EXERCISE >>
For the copy, please give all of the data again exactly and leave the pictures out.

>> Begin

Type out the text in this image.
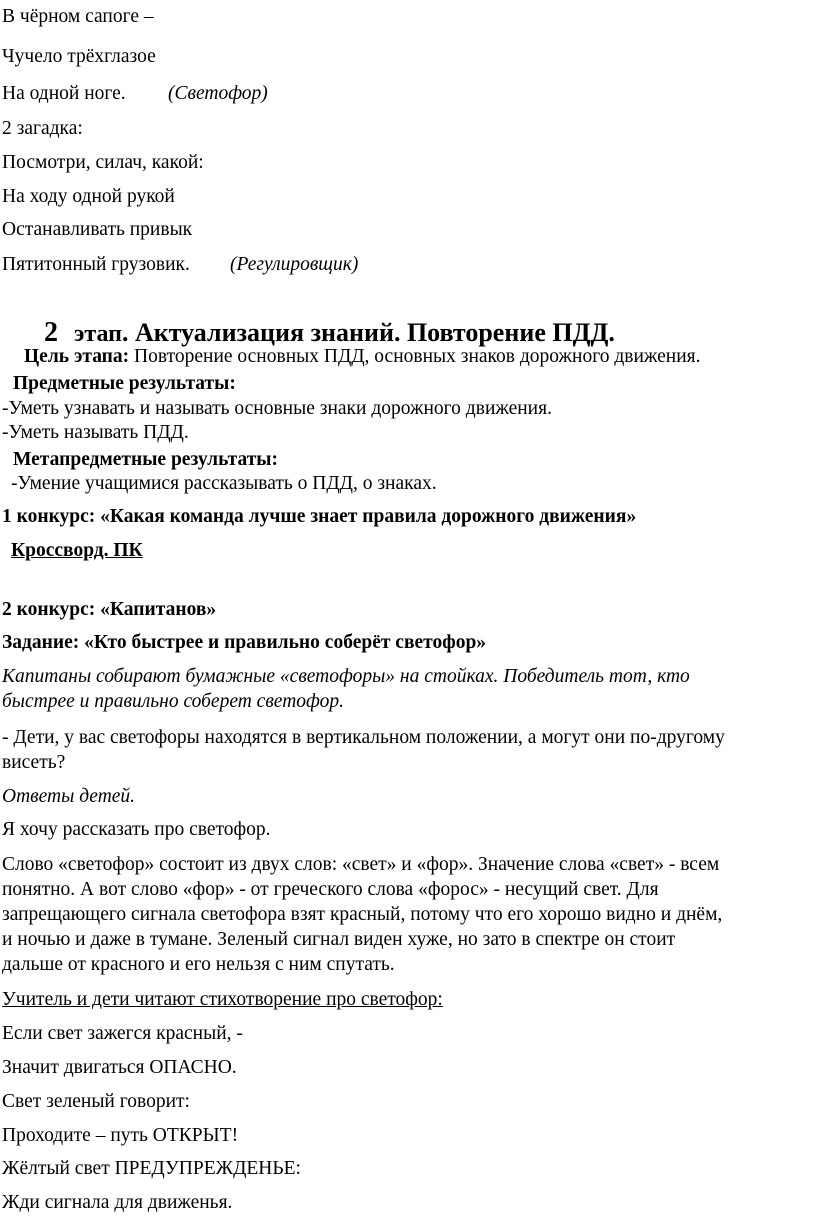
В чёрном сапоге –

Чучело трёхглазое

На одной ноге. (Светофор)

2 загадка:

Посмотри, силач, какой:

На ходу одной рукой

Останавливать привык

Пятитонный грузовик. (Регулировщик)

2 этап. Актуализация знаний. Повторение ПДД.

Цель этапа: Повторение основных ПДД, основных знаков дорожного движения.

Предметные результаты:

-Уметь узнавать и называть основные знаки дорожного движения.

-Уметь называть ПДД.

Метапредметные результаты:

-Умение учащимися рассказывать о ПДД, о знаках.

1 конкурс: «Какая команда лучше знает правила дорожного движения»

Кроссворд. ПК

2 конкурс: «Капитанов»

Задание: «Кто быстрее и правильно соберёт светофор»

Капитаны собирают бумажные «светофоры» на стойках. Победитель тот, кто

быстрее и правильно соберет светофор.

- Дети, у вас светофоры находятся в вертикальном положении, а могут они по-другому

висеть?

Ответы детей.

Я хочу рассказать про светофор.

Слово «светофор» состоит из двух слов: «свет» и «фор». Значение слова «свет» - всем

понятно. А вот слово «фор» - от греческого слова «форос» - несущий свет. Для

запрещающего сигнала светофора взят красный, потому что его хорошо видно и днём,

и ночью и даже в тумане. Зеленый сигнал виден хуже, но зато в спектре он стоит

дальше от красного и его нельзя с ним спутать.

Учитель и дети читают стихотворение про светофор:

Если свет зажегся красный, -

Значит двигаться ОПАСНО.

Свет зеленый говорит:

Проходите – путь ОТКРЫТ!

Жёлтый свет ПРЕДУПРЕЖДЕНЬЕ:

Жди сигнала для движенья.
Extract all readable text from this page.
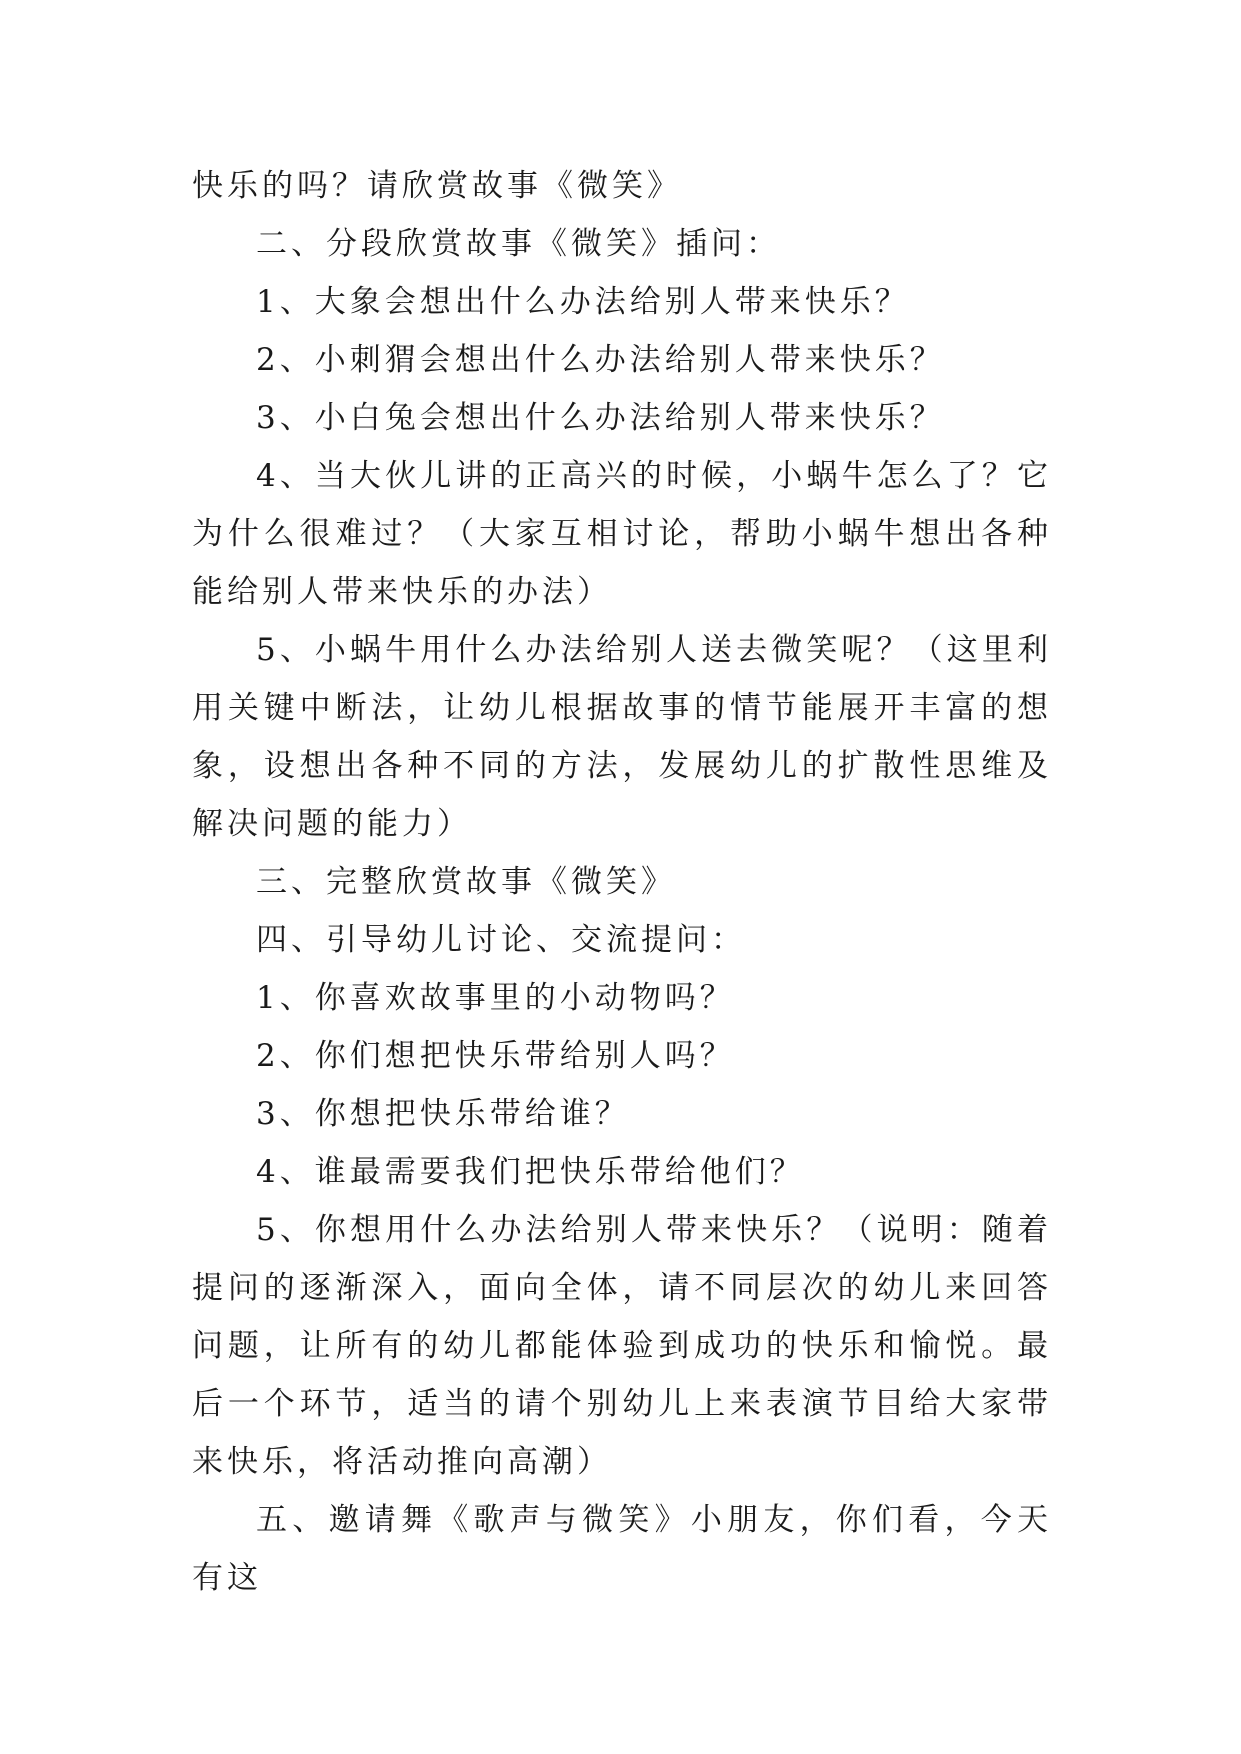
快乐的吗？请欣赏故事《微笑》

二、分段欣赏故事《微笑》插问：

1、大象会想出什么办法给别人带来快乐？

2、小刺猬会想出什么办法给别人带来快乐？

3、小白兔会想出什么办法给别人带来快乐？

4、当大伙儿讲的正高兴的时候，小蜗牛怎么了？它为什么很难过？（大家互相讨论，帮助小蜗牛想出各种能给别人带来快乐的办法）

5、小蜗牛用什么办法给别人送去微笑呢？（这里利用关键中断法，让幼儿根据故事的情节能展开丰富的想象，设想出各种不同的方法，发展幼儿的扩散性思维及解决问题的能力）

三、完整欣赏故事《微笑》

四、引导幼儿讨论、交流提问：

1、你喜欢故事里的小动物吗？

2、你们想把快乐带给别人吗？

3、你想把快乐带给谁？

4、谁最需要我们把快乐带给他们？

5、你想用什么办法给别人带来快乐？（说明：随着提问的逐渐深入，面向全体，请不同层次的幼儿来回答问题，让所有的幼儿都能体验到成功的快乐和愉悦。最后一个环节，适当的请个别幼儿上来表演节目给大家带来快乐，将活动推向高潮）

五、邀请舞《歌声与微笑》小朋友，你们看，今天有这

>> End

PROBLEM SOLUTION >>
Type out the text in this image.
В чёрном сапоге –

Чучело трёхглазое

На одной ноге. (Светофор)

2 загадка:

Посмотри, силач, какой:

На ходу одной рукой

Останавливать привык

Пятитонный грузовик. (Регулировщик)

2 этап. Актуализация знаний. Повторение ПДД.

Цель этапа: Повторение основных ПДД, основных знаков дорожного движения.

Предметные результаты:

-Уметь узнавать и называть основные знаки дорожного движения.

-Уметь называть ПДД.

Метапредметные результаты:

-Умение учащимися рассказывать о ПДД, о знаках.

1 конкурс: «Какая команда лучше знает правила дорожного движения»

Кроссворд. ПК

2 конкурс: «Капитанов»

Задание: «Кто быстрее и правильно соберёт светофор»

Капитаны собирают бумажные «светофоры» на стойках. Победитель тот, кто

быстрее и правильно соберет светофор.

- Дети, у вас светофоры находятся в вертикальном положении, а могут они по-другому

висеть?

Ответы детей.

Я хочу рассказать про светофор.

Слово «светофор» состоит из двух слов: «свет» и «фор». Значение слова «свет» - всем

понятно. А вот слово «фор» - от греческого слова «форос» - несущий свет. Для

запрещающего сигнала светофора взят красный, потому что его хорошо видно и днём,

и ночью и даже в тумане. Зеленый сигнал виден хуже, но зато в спектре он стоит

дальше от красного и его нельзя с ним спутать.

Учитель и дети читают стихотворение про светофор:

Если свет зажегся красный, -

Значит двигаться ОПАСНО.

Свет зеленый говорит:

Проходите – путь ОТКРЫТ!

Жёлтый свет ПРЕДУПРЕЖДЕНЬЕ:

Жди сигнала для движенья.
Extract all readable text from this page.
快乐的吗？请欣赏故事《微笑》

二、分段欣赏故事《微笑》插问：

1、大象会想出什么办法给别人带来快乐？

2、小刺猬会想出什么办法给别人带来快乐？

3、小白兔会想出什么办法给别人带来快乐？

4、当大伙儿讲的正高兴的时候，小蜗牛怎么了？它为什么很难过？（大家互相讨论，帮助小蜗牛想出各种能给别人带来快乐的办法）

5、小蜗牛用什么办法给别人送去微笑呢？（这里利用关键中断法，让幼儿根据故事的情节能展开丰富的想象，设想出各种不同的方法，发展幼儿的扩散性思维及解决问题的能力）

三、完整欣赏故事《微笑》

四、引导幼儿讨论、交流提问：

1、你喜欢故事里的小动物吗？

2、你们想把快乐带给别人吗？

3、你想把快乐带给谁？

4、谁最需要我们把快乐带给他们？

5、你想用什么办法给别人带来快乐？（说明：随着提问的逐渐深入，面向全体，请不同层次的幼儿来回答问题，让所有的幼儿都能体验到成功的快乐和愉悦。最后一个环节，适当的请个别幼儿上来表演节目给大家带来快乐，将活动推向高潮）

五、邀请舞《歌声与微笑》小朋友，你们看，今天有这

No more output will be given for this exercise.